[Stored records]
START
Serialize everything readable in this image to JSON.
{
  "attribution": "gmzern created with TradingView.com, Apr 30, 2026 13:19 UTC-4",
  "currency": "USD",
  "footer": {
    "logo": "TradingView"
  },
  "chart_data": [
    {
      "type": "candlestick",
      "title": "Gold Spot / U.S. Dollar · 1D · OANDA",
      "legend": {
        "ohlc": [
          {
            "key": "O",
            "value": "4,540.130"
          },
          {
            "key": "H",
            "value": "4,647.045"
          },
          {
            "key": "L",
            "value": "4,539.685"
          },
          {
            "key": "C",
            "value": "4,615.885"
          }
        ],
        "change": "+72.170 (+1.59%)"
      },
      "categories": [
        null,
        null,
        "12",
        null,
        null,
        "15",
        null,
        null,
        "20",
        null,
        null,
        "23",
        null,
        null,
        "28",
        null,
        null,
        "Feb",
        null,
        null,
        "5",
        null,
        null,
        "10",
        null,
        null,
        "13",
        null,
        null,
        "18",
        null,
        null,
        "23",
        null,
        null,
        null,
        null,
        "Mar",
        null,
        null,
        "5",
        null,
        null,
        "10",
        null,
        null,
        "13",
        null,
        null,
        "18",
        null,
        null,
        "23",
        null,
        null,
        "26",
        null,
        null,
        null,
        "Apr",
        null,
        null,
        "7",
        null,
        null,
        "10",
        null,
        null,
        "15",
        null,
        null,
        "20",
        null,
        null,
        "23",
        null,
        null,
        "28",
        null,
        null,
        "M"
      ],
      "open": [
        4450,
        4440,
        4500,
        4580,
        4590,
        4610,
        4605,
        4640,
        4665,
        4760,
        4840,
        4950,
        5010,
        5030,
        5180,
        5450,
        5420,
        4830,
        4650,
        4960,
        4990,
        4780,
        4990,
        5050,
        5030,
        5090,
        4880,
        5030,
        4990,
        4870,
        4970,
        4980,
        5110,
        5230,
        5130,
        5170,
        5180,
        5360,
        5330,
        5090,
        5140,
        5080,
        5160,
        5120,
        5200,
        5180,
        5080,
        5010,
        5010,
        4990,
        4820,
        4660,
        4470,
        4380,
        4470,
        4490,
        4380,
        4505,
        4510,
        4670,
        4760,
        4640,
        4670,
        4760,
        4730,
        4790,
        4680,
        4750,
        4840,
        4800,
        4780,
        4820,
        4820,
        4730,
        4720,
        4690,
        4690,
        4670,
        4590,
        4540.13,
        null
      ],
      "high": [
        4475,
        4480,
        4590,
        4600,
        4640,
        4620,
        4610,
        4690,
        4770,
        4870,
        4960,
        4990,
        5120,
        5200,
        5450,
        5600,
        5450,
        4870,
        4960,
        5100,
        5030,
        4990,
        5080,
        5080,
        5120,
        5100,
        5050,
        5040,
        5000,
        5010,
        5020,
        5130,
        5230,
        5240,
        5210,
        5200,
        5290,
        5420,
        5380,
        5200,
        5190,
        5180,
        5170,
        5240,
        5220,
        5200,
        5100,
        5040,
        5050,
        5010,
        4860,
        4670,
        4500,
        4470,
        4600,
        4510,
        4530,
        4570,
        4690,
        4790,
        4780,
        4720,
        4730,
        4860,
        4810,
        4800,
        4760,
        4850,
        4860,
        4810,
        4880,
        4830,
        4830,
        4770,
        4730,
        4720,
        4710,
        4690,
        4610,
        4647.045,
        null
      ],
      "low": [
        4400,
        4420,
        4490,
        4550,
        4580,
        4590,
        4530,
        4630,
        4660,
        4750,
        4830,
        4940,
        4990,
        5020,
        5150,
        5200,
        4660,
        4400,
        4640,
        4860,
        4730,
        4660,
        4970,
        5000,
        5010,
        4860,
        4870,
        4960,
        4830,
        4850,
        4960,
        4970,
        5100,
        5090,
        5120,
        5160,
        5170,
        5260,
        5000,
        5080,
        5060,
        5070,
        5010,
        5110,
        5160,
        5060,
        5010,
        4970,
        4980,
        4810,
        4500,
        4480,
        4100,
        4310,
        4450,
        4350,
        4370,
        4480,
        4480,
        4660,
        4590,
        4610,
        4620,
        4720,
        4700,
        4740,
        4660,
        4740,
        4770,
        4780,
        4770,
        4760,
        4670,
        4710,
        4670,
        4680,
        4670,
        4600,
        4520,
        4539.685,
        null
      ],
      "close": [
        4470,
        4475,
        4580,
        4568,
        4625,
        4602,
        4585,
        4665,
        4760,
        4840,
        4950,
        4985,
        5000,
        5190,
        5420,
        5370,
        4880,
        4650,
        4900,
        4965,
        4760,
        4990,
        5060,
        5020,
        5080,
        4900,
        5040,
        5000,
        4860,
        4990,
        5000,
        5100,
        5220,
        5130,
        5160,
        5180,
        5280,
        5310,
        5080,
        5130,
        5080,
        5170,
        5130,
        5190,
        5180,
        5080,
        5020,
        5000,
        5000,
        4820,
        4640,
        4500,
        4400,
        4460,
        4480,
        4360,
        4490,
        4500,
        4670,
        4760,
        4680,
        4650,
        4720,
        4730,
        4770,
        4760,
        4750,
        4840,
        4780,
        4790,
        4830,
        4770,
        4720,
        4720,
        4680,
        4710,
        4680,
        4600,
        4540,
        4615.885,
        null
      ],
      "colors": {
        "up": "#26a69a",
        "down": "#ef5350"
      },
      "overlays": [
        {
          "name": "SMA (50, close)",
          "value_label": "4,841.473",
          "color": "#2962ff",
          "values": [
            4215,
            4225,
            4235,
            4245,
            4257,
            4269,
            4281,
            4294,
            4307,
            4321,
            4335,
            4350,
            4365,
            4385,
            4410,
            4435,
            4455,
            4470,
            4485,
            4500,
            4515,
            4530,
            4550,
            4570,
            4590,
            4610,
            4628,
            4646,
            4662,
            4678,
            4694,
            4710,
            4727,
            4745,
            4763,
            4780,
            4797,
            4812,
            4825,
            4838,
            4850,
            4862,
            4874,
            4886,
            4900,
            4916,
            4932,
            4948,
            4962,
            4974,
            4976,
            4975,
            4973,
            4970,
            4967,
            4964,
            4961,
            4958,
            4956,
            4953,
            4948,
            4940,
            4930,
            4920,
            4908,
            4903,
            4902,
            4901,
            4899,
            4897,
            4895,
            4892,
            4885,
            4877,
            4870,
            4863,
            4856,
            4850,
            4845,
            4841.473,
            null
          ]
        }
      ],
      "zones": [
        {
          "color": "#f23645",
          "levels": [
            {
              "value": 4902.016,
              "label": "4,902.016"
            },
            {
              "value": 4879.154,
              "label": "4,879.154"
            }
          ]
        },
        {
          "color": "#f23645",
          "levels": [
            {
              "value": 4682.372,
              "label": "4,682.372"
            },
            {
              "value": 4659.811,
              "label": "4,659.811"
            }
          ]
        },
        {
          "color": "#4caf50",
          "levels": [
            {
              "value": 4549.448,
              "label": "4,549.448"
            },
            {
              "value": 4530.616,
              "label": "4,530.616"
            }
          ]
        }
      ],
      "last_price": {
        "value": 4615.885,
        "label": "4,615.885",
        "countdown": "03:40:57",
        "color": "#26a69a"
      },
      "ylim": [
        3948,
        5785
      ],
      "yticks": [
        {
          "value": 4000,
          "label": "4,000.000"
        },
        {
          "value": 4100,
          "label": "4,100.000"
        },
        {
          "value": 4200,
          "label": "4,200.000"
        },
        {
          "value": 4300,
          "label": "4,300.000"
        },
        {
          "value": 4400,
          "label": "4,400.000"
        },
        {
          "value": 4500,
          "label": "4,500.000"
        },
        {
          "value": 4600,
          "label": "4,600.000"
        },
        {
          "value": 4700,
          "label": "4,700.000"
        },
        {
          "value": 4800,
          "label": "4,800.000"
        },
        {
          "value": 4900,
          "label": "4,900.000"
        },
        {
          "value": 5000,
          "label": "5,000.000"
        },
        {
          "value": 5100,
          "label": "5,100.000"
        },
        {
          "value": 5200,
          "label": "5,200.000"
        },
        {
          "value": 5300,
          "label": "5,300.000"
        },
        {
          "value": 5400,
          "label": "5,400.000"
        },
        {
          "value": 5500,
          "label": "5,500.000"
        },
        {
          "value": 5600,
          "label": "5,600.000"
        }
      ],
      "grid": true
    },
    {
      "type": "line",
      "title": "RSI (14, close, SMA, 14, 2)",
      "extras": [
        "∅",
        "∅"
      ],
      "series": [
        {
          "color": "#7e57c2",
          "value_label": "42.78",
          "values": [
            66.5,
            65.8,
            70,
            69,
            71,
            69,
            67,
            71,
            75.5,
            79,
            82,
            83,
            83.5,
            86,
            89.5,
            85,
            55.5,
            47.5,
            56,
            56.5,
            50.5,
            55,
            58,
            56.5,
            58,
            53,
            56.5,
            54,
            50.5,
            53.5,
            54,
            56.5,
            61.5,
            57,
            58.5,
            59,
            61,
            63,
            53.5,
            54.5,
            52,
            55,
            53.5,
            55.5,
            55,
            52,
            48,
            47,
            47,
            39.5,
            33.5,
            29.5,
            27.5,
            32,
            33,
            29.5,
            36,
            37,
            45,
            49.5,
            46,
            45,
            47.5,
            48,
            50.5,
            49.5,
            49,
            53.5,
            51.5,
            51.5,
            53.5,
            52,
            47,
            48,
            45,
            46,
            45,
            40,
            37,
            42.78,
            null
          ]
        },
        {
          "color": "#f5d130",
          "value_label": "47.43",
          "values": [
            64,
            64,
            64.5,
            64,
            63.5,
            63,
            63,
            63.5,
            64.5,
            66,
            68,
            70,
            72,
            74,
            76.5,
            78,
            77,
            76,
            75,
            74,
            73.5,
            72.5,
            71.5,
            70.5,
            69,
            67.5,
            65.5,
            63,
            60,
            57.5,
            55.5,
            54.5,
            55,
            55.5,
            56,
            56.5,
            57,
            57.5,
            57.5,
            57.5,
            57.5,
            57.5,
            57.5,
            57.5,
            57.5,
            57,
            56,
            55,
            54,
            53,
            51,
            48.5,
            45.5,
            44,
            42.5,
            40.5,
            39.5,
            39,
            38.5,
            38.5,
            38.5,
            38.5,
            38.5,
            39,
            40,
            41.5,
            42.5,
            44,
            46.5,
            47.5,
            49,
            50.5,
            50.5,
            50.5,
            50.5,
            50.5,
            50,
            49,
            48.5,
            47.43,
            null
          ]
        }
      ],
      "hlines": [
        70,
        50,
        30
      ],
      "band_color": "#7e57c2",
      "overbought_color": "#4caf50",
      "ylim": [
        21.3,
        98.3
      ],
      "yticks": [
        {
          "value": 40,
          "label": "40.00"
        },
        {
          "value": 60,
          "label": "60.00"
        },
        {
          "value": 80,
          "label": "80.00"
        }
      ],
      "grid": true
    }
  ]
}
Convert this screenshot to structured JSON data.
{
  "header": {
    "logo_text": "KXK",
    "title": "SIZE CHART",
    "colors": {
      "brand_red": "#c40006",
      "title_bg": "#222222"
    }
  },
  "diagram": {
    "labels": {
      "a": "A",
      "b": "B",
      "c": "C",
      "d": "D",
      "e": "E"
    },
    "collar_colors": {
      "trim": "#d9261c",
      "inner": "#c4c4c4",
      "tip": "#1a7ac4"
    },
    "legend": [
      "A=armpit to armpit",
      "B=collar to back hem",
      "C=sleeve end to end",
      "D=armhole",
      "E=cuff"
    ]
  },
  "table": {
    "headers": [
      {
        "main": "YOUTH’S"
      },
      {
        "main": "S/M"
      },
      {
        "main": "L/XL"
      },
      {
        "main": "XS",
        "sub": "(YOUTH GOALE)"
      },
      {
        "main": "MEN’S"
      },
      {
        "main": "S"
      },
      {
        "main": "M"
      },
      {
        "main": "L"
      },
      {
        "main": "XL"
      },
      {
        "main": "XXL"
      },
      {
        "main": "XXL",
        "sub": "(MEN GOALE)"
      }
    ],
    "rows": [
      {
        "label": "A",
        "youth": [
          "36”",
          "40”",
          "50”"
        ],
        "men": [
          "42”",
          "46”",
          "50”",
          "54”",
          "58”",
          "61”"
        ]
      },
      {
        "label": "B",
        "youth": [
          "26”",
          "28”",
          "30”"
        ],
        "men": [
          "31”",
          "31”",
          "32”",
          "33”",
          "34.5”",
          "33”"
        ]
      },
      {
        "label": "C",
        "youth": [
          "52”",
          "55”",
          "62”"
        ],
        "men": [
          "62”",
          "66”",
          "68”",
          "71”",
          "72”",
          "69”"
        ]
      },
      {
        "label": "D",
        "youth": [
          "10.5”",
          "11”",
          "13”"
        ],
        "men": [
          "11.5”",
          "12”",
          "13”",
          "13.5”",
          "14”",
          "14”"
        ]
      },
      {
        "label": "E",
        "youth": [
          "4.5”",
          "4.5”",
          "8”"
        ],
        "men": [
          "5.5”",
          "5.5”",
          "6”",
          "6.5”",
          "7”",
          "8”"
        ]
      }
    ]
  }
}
END
■ Task description: Give only the number of lines above that hold the string "main".

■ Task output: 11